_Written exercise_
Recast the listing below as a two-column CSV with the columns input and output. Give one row per entry, with the text to be answered under input and its answer under output, each as a single double-quoted field with line breaks replaced by spaces, and leave out the pictures.

_Data for this task_
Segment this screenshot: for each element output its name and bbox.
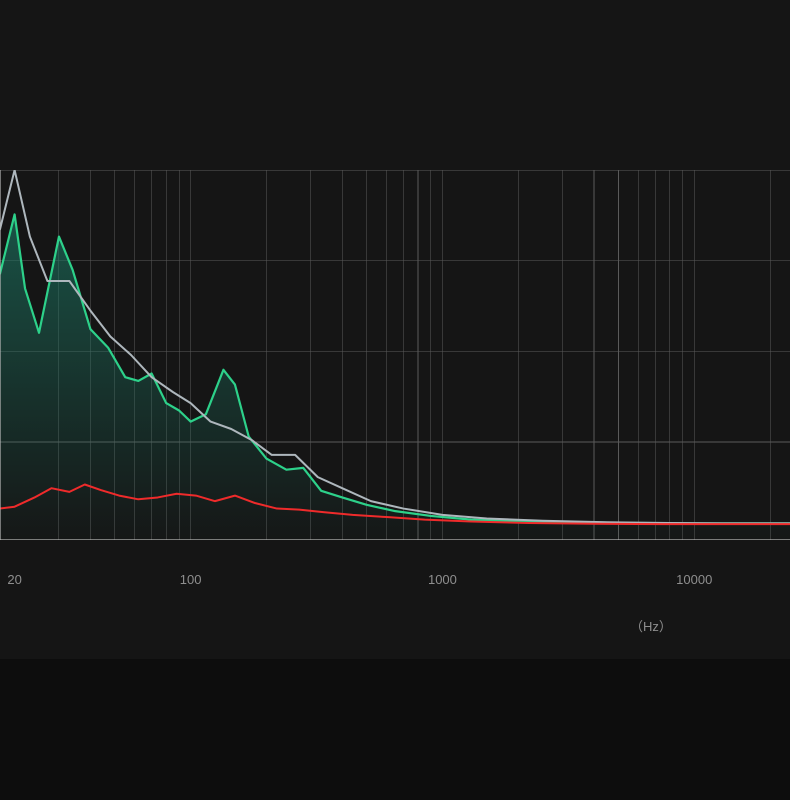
frequency-chart [0,170,790,540]
canvas: 20 100 1000 10000 （Hz） [0,0,790,800]
chart-svg [0,170,790,540]
green-fill-fill [0,214,790,540]
x-tick-label: 100 [180,572,202,587]
x-tick-label: 20 [7,572,21,587]
bottom-band [0,659,790,800]
x-tick-label: 10000 [676,572,712,587]
x-tick-label: 1000 [428,572,457,587]
x-axis-unit: （Hz） [630,616,672,635]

_Expected answer_
input,output
"Segment this screenshot: for each element output its name and bbox.","frequency-chart [0,170,790,540] canvas: 20 100 1000 10000 （Hz） [0,0,790,800] chart-svg [0,170,790,540] green-fill-fill [0,214,790,540] x-tick-label: 100 [180,572,202,587] x-tick-label: 20 [7,572,21,587] bottom-band [0,659,790,800] x-tick-label: 10000 [676,572,712,587] x-tick-label: 1000 [428,572,457,587] x-axis-unit: （Hz） [630,616,672,635]"